__Goal of the exercise__: An exact copy of all the data is required, with pictures left out.

__Material provided__:
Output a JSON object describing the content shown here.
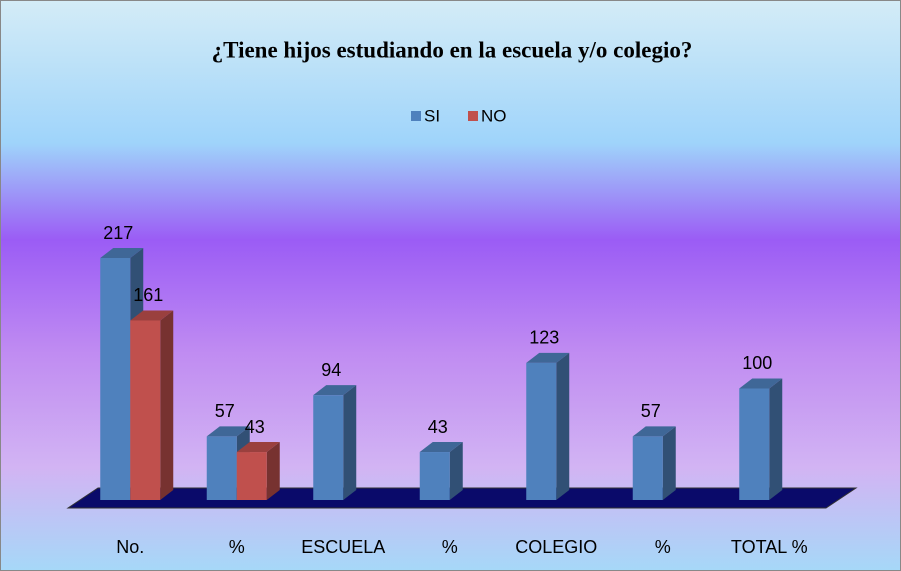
{
  "chart_data": {
    "type": "bar3d",
    "title": "¿Tiene hijos estudiando en la escuela y/o colegio?",
    "categories": [
      "No.",
      "%",
      "ESCUELA",
      "%",
      "COLEGIO",
      "%",
      "TOTAL %"
    ],
    "series": [
      {
        "name": "SI",
        "color": "#4f81bd",
        "values": [
          217,
          57,
          94,
          43,
          123,
          57,
          100
        ]
      },
      {
        "name": "NO",
        "color": "#c0504d",
        "values": [
          161,
          43,
          null,
          null,
          null,
          null,
          null
        ]
      }
    ]
  }
}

__Solution__:
Output a JSON object describing the content shown here.
{
  "chart_data": {
    "type": "bar3d",
    "title": "¿Tiene hijos estudiando en la escuela y/o colegio?",
    "categories": [
      "No.",
      "%",
      "ESCUELA",
      "%",
      "COLEGIO",
      "%",
      "TOTAL %"
    ],
    "series": [
      {
        "name": "SI",
        "color": "#4f81bd",
        "values": [
          217,
          57,
          94,
          43,
          123,
          57,
          100
        ]
      },
      {
        "name": "NO",
        "color": "#c0504d",
        "values": [
          161,
          43,
          null,
          null,
          null,
          null,
          null
        ]
      }
    ]
  }
}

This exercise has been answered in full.